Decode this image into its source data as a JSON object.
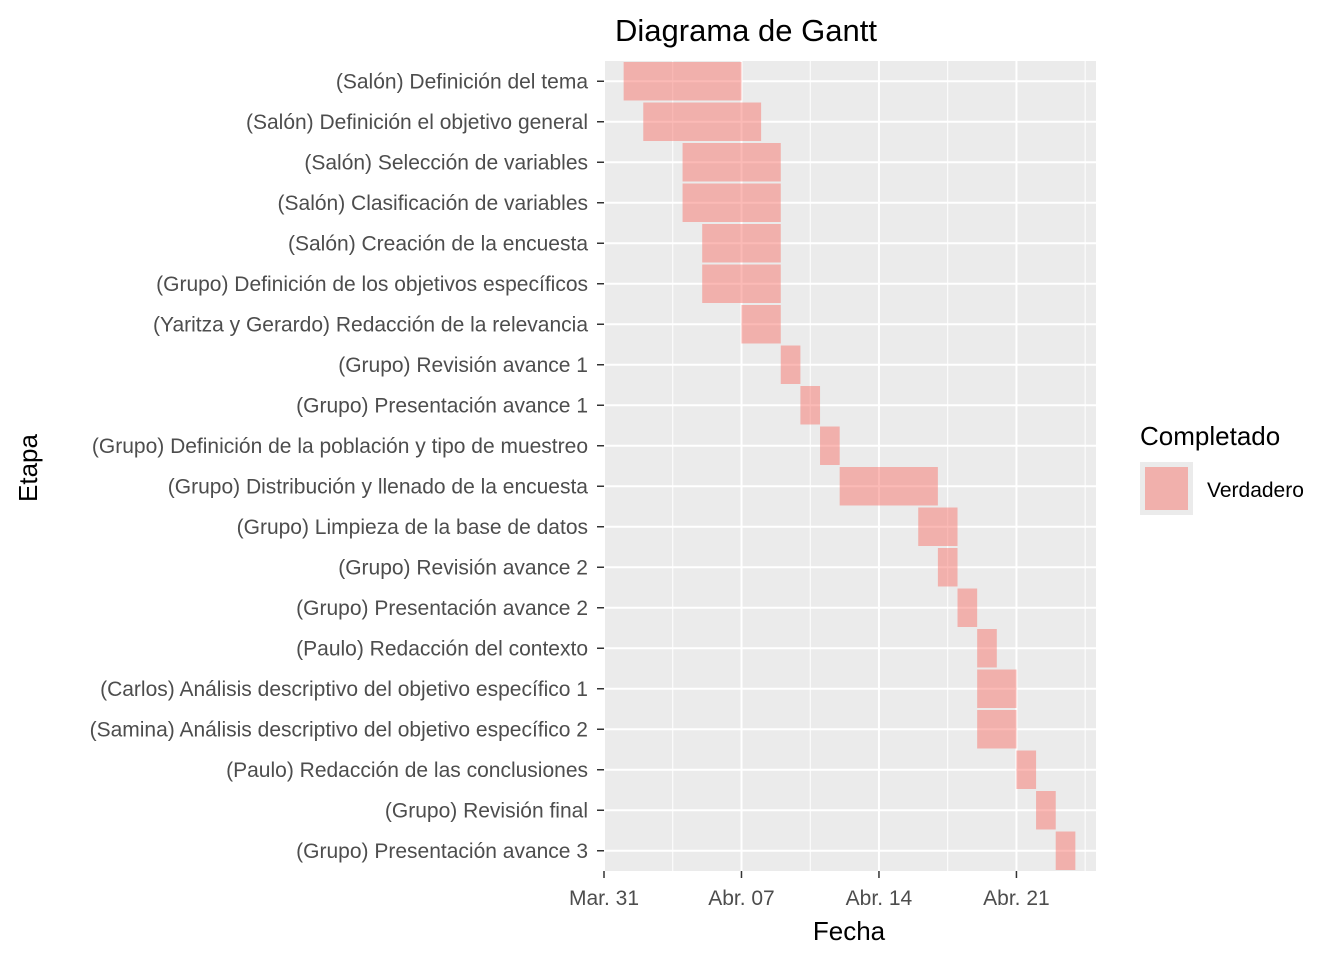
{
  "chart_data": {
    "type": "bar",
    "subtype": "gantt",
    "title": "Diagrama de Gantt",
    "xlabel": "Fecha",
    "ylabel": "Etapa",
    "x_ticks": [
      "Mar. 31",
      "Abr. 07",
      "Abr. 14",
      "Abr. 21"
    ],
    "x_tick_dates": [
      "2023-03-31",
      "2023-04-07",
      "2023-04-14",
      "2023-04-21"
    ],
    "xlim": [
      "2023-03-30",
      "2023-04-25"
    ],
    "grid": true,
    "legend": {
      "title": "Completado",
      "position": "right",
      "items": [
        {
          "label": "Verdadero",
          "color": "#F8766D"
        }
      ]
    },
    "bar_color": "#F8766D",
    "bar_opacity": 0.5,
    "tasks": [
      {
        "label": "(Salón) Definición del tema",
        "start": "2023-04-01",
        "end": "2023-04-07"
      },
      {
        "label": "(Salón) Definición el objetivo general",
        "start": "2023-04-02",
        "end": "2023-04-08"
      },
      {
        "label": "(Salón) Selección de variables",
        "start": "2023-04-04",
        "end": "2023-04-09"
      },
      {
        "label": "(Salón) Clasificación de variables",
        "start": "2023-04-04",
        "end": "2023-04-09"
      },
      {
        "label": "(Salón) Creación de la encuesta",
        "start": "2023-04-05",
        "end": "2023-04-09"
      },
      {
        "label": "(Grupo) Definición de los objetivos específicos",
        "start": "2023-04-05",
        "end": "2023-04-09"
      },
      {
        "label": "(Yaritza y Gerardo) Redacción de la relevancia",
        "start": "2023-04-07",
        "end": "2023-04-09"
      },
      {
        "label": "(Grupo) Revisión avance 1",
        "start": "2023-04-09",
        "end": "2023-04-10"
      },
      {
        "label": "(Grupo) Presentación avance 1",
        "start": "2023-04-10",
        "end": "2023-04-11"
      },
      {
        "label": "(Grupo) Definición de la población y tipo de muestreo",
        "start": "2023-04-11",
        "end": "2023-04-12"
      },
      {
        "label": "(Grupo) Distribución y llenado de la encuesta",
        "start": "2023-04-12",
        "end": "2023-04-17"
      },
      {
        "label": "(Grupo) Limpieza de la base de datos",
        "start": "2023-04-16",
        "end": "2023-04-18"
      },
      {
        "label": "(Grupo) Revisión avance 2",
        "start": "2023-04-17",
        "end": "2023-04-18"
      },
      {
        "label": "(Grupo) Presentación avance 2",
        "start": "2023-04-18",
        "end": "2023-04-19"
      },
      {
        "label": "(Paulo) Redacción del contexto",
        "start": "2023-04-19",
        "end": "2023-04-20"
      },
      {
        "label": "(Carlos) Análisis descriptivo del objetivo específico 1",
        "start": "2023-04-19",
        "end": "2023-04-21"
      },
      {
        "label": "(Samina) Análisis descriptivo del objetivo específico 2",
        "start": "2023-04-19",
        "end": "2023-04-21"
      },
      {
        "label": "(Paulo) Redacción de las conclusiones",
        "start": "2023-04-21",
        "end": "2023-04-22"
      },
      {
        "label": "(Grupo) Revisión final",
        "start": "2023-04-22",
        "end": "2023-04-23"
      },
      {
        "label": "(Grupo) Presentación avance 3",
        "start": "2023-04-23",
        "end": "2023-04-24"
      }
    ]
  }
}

☆ ☆ ☆ ☆

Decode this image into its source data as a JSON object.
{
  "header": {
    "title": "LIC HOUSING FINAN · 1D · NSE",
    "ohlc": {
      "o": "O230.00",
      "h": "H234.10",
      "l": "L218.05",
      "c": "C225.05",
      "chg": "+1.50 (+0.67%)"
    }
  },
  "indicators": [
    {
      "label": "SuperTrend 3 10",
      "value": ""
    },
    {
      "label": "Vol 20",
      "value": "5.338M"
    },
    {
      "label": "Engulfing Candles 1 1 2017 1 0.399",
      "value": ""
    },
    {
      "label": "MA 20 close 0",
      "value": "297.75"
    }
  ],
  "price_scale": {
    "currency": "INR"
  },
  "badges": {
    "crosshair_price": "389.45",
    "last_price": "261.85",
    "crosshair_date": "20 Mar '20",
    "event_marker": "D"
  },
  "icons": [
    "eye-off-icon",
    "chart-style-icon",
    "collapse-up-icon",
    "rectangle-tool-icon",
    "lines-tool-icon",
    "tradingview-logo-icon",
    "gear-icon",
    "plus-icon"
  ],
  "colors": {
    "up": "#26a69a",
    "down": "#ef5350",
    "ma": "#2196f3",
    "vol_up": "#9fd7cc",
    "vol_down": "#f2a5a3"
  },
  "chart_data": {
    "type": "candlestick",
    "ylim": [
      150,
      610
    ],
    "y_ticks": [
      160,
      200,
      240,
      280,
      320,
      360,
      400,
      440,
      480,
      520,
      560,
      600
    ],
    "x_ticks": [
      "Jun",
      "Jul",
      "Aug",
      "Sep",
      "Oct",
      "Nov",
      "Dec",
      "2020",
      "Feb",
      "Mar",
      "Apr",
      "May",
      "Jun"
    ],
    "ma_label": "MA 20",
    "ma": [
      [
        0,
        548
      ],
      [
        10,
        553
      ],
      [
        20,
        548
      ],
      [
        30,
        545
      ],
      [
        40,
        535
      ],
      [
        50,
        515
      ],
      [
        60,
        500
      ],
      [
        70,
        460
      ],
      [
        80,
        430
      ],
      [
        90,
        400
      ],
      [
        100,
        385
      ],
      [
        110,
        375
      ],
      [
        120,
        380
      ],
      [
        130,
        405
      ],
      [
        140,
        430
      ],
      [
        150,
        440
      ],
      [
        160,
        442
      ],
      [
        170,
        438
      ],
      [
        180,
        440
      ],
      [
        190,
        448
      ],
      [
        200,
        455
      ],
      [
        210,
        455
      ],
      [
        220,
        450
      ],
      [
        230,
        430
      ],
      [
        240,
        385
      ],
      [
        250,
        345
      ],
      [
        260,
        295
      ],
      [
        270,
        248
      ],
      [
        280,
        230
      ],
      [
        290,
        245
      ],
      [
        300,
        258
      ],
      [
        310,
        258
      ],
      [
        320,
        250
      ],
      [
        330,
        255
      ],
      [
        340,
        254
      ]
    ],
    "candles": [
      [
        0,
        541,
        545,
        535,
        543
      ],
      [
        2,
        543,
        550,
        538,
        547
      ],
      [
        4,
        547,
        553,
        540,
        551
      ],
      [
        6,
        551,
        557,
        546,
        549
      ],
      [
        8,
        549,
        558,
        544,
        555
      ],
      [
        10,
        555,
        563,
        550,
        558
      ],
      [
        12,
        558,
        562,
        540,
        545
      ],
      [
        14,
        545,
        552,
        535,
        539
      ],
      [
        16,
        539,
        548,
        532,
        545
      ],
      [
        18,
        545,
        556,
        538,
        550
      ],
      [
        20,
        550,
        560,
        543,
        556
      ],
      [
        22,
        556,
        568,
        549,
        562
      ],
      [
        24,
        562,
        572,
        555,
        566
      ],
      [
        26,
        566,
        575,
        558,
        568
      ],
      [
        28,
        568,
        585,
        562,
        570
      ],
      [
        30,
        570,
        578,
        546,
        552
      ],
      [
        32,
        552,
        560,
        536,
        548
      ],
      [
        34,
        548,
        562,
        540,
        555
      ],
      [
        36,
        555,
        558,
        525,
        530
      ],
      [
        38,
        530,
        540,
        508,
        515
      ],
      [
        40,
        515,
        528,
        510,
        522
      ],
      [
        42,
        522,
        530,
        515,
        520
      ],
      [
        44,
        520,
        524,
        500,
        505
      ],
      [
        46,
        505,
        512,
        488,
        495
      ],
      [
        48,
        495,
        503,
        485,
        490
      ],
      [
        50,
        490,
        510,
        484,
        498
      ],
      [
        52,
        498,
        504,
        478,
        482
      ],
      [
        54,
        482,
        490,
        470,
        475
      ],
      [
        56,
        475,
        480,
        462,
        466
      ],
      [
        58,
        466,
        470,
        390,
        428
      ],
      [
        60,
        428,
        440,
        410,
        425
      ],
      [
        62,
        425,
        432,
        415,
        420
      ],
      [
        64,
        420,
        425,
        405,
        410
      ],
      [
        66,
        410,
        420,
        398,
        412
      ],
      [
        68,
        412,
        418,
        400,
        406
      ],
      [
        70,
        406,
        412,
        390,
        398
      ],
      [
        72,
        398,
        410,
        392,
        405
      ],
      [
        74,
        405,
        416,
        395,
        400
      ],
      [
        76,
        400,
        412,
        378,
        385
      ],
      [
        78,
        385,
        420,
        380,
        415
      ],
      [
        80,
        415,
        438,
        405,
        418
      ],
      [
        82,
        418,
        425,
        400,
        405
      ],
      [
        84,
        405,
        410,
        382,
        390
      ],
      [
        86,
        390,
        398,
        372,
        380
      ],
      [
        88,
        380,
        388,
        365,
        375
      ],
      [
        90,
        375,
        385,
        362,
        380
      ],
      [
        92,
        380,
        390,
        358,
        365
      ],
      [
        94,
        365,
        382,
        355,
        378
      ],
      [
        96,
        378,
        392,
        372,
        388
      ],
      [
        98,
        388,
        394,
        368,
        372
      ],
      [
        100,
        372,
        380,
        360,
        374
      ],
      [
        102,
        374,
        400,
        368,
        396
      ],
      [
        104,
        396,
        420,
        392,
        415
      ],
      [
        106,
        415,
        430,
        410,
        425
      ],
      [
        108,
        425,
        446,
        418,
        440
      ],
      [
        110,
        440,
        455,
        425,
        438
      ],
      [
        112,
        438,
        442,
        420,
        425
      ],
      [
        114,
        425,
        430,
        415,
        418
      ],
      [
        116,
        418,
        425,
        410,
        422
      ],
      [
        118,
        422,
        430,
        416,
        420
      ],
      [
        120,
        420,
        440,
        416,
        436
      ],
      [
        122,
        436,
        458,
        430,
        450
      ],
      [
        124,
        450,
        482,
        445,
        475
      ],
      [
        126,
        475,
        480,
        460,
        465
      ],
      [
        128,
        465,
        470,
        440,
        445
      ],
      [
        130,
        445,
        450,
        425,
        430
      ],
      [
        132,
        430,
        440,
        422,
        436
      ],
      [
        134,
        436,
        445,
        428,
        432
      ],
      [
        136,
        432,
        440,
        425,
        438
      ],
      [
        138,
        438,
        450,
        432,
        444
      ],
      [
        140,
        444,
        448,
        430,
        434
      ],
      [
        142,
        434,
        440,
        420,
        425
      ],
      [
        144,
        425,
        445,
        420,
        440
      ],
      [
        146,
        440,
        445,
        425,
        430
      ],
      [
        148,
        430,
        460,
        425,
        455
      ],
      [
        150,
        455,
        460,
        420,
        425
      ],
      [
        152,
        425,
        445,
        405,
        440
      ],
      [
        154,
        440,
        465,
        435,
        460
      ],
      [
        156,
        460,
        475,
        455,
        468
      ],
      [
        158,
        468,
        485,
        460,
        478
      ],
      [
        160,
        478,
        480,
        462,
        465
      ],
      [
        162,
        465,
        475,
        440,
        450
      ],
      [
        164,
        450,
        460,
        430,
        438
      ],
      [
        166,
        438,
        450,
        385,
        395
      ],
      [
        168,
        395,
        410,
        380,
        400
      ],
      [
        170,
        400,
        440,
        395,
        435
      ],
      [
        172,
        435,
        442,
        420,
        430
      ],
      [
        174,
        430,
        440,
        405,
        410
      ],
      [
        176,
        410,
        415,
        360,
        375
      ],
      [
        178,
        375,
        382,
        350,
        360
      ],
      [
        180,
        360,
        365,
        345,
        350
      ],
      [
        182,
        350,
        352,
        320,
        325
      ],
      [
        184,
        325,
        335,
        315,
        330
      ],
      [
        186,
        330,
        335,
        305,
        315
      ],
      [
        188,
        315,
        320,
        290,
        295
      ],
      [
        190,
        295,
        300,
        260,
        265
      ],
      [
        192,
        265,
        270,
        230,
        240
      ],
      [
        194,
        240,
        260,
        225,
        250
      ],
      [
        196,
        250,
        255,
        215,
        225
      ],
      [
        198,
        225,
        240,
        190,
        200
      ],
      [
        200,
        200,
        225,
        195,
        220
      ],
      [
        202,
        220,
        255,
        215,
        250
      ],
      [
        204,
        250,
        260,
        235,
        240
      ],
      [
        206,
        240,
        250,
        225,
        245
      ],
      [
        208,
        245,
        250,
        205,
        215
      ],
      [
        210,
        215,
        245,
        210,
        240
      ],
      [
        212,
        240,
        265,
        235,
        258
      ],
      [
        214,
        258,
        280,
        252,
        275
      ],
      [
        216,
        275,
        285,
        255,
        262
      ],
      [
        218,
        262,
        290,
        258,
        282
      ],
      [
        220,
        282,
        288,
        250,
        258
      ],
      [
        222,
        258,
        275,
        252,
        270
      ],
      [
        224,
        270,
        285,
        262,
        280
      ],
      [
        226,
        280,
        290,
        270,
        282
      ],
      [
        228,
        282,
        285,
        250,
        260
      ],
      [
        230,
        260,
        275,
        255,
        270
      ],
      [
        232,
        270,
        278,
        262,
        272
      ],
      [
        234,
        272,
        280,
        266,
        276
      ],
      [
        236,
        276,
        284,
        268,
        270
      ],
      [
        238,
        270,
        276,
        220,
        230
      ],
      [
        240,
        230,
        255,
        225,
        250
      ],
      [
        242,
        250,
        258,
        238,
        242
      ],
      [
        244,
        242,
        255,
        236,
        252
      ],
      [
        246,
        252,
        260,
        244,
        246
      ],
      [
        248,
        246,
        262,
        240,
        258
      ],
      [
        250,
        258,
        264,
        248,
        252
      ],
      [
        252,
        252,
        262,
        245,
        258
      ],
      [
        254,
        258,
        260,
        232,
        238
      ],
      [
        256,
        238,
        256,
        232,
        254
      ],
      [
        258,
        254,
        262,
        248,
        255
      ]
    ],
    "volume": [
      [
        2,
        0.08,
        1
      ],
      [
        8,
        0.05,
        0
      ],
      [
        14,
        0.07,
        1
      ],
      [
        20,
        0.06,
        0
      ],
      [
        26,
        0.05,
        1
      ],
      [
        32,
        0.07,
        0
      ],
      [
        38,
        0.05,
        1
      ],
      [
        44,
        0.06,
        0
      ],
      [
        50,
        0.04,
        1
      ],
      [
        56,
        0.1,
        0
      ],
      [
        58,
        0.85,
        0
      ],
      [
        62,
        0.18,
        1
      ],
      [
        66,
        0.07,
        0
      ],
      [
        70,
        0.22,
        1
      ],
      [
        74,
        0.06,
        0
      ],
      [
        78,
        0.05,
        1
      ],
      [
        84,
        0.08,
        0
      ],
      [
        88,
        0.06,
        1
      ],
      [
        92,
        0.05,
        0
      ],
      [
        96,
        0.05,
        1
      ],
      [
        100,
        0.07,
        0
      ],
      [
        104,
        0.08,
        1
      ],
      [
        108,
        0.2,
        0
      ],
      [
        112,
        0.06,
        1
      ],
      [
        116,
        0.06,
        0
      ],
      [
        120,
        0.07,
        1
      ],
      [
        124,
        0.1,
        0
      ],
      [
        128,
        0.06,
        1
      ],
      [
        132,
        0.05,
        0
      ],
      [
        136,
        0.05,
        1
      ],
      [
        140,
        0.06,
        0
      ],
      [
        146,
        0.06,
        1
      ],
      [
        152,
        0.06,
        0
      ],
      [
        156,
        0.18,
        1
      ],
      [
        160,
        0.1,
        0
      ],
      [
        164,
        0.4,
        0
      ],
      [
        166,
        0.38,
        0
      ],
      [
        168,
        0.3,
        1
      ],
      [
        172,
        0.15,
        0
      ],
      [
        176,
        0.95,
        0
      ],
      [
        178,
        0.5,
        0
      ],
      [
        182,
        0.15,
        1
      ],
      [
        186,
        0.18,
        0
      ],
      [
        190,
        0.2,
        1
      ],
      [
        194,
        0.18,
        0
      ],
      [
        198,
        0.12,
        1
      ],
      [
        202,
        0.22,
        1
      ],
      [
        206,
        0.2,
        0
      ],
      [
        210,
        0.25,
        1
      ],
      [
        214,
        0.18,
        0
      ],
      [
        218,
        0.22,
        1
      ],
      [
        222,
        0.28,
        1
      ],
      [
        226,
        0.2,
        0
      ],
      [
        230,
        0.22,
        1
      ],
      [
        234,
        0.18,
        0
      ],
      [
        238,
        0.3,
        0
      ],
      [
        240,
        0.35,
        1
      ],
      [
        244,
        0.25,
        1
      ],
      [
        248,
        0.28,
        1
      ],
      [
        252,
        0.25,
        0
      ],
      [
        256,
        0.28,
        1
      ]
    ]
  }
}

☆ ☆ ☆ ☆

WHAT YOU WILL DO:
Above are the records. Identify each line that contains the word "title".

SOLVED EXERCISE:
    "title": "Diagrama de Gantt",
      "title": "Completado",
    "title": "LIC HOUSING FINAN · 1D · NSE",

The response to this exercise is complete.